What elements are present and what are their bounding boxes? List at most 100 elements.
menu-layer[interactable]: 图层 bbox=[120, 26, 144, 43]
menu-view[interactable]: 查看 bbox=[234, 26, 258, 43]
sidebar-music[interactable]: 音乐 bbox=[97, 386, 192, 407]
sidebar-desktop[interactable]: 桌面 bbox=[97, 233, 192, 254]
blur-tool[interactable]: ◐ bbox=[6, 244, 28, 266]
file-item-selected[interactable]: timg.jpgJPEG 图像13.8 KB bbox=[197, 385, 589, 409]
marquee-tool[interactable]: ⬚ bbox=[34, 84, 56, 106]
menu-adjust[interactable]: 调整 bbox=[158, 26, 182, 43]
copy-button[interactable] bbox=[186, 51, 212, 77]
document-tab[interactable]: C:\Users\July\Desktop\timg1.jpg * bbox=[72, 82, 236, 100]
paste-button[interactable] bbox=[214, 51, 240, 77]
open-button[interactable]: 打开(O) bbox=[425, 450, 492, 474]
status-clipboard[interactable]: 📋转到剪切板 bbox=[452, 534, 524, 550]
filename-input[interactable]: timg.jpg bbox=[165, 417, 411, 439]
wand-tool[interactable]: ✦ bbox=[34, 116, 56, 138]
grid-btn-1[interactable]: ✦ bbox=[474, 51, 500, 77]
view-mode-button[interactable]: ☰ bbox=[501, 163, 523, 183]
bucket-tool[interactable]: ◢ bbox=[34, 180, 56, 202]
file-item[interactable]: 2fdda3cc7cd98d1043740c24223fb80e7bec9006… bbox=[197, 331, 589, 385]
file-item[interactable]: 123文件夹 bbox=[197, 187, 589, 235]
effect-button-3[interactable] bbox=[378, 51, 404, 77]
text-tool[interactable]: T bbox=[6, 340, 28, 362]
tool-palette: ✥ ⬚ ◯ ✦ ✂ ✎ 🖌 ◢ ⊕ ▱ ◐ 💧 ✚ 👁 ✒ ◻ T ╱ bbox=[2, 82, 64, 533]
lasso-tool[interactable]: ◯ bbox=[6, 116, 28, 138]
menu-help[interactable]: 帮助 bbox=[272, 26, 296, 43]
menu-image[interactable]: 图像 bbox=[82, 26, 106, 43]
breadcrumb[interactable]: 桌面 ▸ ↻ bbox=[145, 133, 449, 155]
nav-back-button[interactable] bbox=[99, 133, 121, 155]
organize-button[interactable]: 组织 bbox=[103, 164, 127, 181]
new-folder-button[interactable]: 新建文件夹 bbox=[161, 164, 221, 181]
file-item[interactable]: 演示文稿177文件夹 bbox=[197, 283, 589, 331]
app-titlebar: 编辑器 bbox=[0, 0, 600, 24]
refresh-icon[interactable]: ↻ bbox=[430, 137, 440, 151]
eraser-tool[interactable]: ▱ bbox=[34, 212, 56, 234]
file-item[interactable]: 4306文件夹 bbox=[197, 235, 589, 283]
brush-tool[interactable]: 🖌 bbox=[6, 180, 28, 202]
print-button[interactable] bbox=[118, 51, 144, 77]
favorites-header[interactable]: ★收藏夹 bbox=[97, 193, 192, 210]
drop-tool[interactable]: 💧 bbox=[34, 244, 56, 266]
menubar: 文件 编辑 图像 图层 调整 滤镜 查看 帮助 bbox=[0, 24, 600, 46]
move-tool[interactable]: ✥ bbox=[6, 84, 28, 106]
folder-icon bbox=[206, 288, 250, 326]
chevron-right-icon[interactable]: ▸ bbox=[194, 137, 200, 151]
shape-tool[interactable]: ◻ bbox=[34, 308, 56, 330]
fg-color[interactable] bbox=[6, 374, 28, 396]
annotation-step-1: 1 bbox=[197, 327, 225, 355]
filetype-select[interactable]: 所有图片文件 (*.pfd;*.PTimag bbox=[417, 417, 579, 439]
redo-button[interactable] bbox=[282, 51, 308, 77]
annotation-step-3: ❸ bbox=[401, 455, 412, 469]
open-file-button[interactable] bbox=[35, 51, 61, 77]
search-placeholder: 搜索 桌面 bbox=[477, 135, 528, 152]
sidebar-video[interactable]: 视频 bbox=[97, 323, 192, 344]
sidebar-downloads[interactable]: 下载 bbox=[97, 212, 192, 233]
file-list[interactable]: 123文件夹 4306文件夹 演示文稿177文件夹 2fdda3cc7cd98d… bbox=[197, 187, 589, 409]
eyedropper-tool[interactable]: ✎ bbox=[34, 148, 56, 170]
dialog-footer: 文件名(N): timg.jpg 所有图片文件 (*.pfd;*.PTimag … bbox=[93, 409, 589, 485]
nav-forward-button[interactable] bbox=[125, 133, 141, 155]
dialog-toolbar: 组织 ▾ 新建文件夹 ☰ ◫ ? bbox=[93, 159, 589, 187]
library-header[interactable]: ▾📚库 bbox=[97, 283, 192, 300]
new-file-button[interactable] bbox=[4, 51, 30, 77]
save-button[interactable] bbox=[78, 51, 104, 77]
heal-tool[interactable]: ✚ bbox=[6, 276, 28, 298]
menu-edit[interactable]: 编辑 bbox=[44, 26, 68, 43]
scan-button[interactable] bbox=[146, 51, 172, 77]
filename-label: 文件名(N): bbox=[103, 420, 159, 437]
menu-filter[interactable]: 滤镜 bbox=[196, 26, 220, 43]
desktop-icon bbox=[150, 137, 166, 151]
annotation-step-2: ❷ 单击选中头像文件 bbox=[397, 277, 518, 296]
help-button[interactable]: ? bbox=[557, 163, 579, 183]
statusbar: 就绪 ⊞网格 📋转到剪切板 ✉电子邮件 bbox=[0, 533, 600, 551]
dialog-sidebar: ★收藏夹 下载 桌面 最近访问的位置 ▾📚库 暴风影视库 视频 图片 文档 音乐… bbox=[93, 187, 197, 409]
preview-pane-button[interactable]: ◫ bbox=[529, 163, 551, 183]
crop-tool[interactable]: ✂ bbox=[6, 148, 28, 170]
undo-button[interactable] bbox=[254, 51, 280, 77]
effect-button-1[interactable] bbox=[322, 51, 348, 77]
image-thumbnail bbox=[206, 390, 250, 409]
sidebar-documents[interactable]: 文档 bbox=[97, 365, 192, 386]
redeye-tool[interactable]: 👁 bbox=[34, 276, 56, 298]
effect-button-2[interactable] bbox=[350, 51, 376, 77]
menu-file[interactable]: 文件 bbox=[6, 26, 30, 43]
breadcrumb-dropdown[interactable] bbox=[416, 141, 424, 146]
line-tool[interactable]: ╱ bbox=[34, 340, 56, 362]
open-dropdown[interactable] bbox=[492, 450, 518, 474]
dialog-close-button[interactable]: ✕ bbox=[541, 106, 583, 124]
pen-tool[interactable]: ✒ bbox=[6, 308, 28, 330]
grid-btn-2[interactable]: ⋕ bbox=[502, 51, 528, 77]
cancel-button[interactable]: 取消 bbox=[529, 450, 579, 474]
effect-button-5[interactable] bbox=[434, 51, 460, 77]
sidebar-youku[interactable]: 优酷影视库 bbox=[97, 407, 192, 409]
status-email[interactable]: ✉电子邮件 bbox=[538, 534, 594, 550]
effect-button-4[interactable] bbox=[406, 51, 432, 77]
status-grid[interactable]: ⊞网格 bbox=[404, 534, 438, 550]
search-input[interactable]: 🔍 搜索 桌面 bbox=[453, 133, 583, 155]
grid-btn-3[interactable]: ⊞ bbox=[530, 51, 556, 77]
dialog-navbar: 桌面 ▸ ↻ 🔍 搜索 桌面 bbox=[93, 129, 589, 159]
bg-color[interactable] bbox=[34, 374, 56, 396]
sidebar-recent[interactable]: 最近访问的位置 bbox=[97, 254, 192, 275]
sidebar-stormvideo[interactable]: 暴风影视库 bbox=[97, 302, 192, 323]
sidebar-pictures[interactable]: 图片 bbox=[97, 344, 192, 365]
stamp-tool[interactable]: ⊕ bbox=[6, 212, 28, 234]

━━━━

EXERCISE DETAILS
Recast the lines from the start of the records through the line holding "file-item[interactable]: 123文件夹 bbox=[197, 187, 589, 235]", inclusive, as a JSON list of strings, one string per line, leaving out blank lines.

SOLUTION TO THIS TASK
[
  "What elements are present and what are their bounding boxes? List at most 100 elements.",
  "menu-layer[interactable]: 图层 bbox=[120, 26, 144, 43]",
  "menu-view[interactable]: 查看 bbox=[234, 26, 258, 43]",
  "sidebar-music[interactable]: 音乐 bbox=[97, 386, 192, 407]",
  "sidebar-desktop[interactable]: 桌面 bbox=[97, 233, 192, 254]",
  "blur-tool[interactable]: ◐ bbox=[6, 244, 28, 266]",
  "file-item-selected[interactable]: timg.jpgJPEG 图像13.8 KB bbox=[197, 385, 589, 409]",
  "marquee-tool[interactable]: ⬚ bbox=[34, 84, 56, 106]",
  "menu-adjust[interactable]: 调整 bbox=[158, 26, 182, 43]",
  "copy-button[interactable] bbox=[186, 51, 212, 77]",
  "document-tab[interactable]: C:\\Users\\July\\Desktop\\timg1.jpg * bbox=[72, 82, 236, 100]",
  "paste-button[interactable] bbox=[214, 51, 240, 77]",
  "open-button[interactable]: 打开(O) bbox=[425, 450, 492, 474]",
  "status-clipboard[interactable]: 📋转到剪切板 bbox=[452, 534, 524, 550]",
  "filename-input[interactable]: timg.jpg bbox=[165, 417, 411, 439]",
  "wand-tool[interactable]: ✦ bbox=[34, 116, 56, 138]",
  "grid-btn-1[interactable]: ✦ bbox=[474, 51, 500, 77]",
  "view-mode-button[interactable]: ☰ bbox=[501, 163, 523, 183]",
  "bucket-tool[interactable]: ◢ bbox=[34, 180, 56, 202]",
  "file-item[interactable]: 2fdda3cc7cd98d1043740c24223fb80e7bec9006… bbox=[197, 331, 589, 385]",
  "file-item[interactable]: 123文件夹 bbox=[197, 187, 589, 235]"
]